**WHAT THIS TASK INVOLVES**
Count how many lines contain "text" and reply with that number only.

— Start of SUPPLIED MATERIAL —

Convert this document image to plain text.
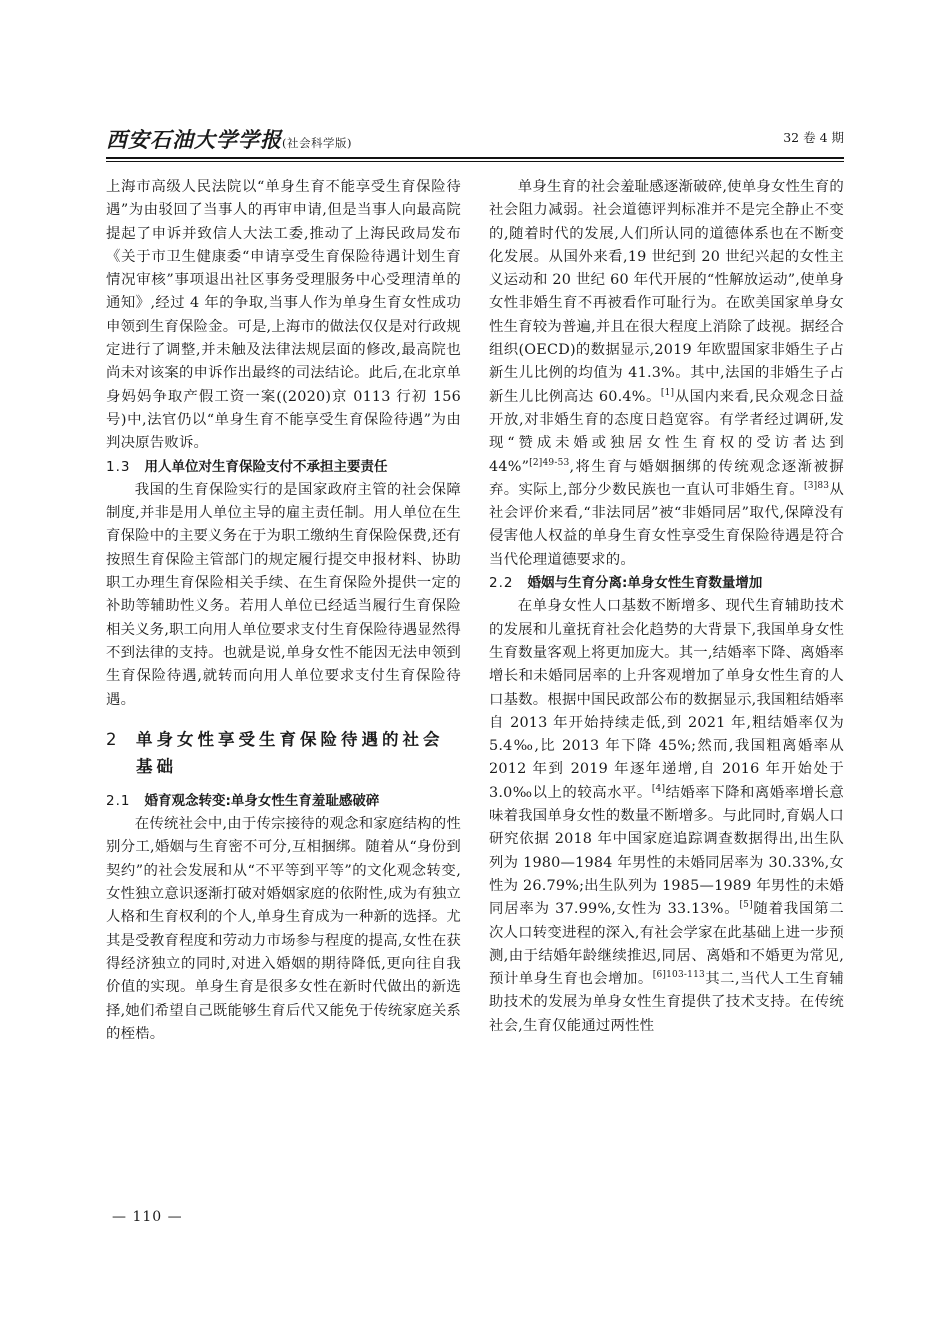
西安石油大学学报(社会科学版)	32 卷 4 期

上海市高级人民法院以“单身生育不能享受生育保险待遇”为由驳回了当事人的再审申请,但是当事人向最高院提起了申诉并致信人大法工委,推动了上海民政局发布《关于市卫生健康委“申请享受生育保险待遇计划生育情况审核”事项退出社区事务受理服务中心受理清单的通知》,经过 4 年的争取,当事人作为单身生育女性成功申领到生育保险金。可是,上海市的做法仅仅是对行政规定进行了调整,并未触及法律法规层面的修改,最高院也尚未对该案的申诉作出最终的司法结论。此后,在北京单身妈妈争取产假工资一案((2020)京 0113 行初 156 号)中,法官仍以“单身生育不能享受生育保险待遇”为由判决原告败诉。

1.3 用人单位对生育保险支付不承担主要责任

我国的生育保险实行的是国家政府主管的社会保障制度,并非是用人单位主导的雇主责任制。用人单位在生育保险中的主要义务在于为职工缴纳生育保险保费,还有按照生育保险主管部门的规定履行提交申报材料、协助职工办理生育保险相关手续、在生育保险外提供一定的补助等辅助性义务。若用人单位已经适当履行生育保险相关义务,职工向用人单位要求支付生育保险待遇显然得不到法律的支持。也就是说,单身女性不能因无法申领到生育保险待遇,就转而向用人单位要求支付生育保险待遇。

2	单身女性享受生育保险待遇的社会
基础

2.1 婚育观念转变:单身女性生育羞耻感破碎

在传统社会中,由于传宗接待的观念和家庭结构的性别分工,婚姻与生育密不可分,互相捆绑。随着从“身份到契约”的社会发展和从“不平等到平等”的文化观念转变,女性独立意识逐渐打破对婚姻家庭的依附性,成为有独立人格和生育权利的个人,单身生育成为一种新的选择。尤其是受教育程度和劳动力市场参与程度的提高,女性在获得经济独立的同时,对进入婚姻的期待降低,更向往自我价值的实现。单身生育是很多女性在新时代做出的新选择,她们希望自己既能够生育后代又能免于传统家庭关系的桎梏。

单身生育的社会羞耻感逐渐破碎,使单身女性生育的社会阻力减弱。社会道德评判标准并不是完全静止不变的,随着时代的发展,人们所认同的道德体系也在不断变化发展。从国外来看,19 世纪到 20 世纪兴起的女性主义运动和 20 世纪 60 年代开展的“性解放运动”,使单身女性非婚生育不再被看作可耻行为。在欧美国家单身女性生育较为普遍,并且在很大程度上消除了歧视。据经合组织(OECD)的数据显示,2019 年欧盟国家非婚生子占新生儿比例的均值为 41.3%。其中,法国的非婚生子占新生儿比例高达 60.4%。[1]从国内来看,民众观念日益开放,对非婚生育的态度日趋宽容。有学者经过调研,发现“赞成未婚或独居女性生育权的受访者达到 44%”$^{[2]49-53}$,将生育与婚姻捆绑的传统观念逐渐被摒弃。实际上,部分少数民族也一直认可非婚生育。$^{[3]83}$从社会评价来看,“非法同居”被“非婚同居”取代,保障没有侵害他人权益的单身生育女性享受生育保险待遇是符合当代伦理道德要求的。

2.2 婚姻与生育分离:单身女性生育数量增加

在单身女性人口基数不断增多、现代生育辅助技术的发展和儿童抚育社会化趋势的大背景下,我国单身女性生育数量客观上将更加庞大。其一,结婚率下降、离婚率增长和未婚同居率的上升客观增加了单身女性生育的人口基数。根据中国民政部公布的数据显示,我国粗结婚率自 2013 年开始持续走低,到 2021 年,粗结婚率仅为 5.4‰,比 2013 年下降 45%;然而,我国粗离婚率从 2012 年到 2019 年逐年递增,自 2016 年开始处于 3.0‰以上的较高水平。[4]结婚率下降和离婚率增长意味着我国单身女性的数量不断增多。与此同时,育娲人口研究依据 2018 年中国家庭追踪调查数据得出,出生队列为 1980—1984 年男性的未婚同居率为 30.33%,女性为 26.79%;出生队列为 1985—1989 年男性的未婚同居率为 37.99%,女性为 33.13%。[5]随着我国第二次人口转变进程的深入,有社会学家在此基础上进一步预测,由于结婚年龄继续推迟,同居、离婚和不婚更为常见,预计单身生育也会增加。$^{[6]103-113}$其二,当代人工生育辅助技术的发展为单身女性生育提供了技术支持。在传统社会,生育仅能通过两性性

— 110 —
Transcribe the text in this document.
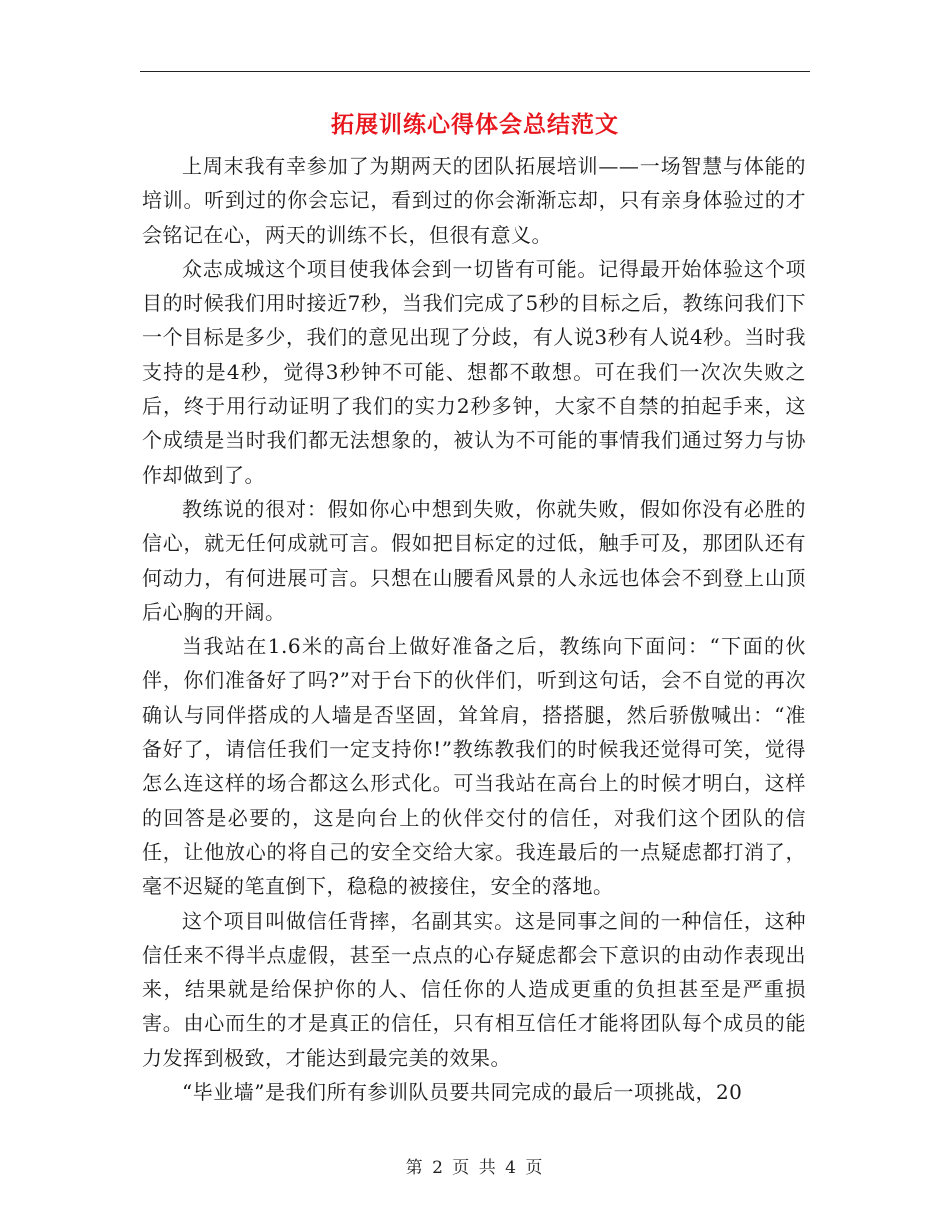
拓展训练心得体会总结范文

上周末我有幸参加了为期两天的团队拓展培训——一场智慧与体能的培训。听到过的你会忘记，看到过的你会渐渐忘却，只有亲身体验过的才会铭记在心，两天的训练不长，但很有意义。

众志成城这个项目使我体会到一切皆有可能。记得最开始体验这个项目的时候我们用时接近7秒，当我们完成了5秒的目标之后，教练问我们下一个目标是多少，我们的意见出现了分歧，有人说3秒有人说4秒。当时我支持的是4秒，觉得3秒钟不可能、想都不敢想。可在我们一次次失败之后，终于用行动证明了我们的实力2秒多钟，大家不自禁的拍起手来，这个成绩是当时我们都无法想象的，被认为不可能的事情我们通过努力与协作却做到了。

教练说的很对：假如你心中想到失败，你就失败，假如你没有必胜的信心，就无任何成就可言。假如把目标定的过低，触手可及，那团队还有何动力，有何进展可言。只想在山腰看风景的人永远也体会不到登上山顶后心胸的开阔。

当我站在1.6米的高台上做好准备之后，教练向下面问：“下面的伙伴，你们准备好了吗?”对于台下的伙伴们，听到这句话，会不自觉的再次确认与同伴搭成的人墙是否坚固，耸耸肩，搭搭腿，然后骄傲喊出：“准备好了，请信任我们一定支持你!”教练教我们的时候我还觉得可笑，觉得怎么连这样的场合都这么形式化。可当我站在高台上的时候才明白，这样的回答是必要的，这是向台上的伙伴交付的信任，对我们这个团队的信任，让他放心的将自己的安全交给大家。我连最后的一点疑虑都打消了，毫不迟疑的笔直倒下，稳稳的被接住，安全的落地。

这个项目叫做信任背摔，名副其实。这是同事之间的一种信任，这种信任来不得半点虚假，甚至一点点的心存疑虑都会下意识的由动作表现出来，结果就是给保护你的人、信任你的人造成更重的负担甚至是严重损害。由心而生的才是真正的信任，只有相互信任才能将团队每个成员的能力发挥到极致，才能达到最完美的效果。

“毕业墙”是我们所有参训队员要共同完成的最后一项挑战，20

第 2 页 共 4 页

— End of SUPPLIED MATERIAL —

**TASK OUTPUT**
2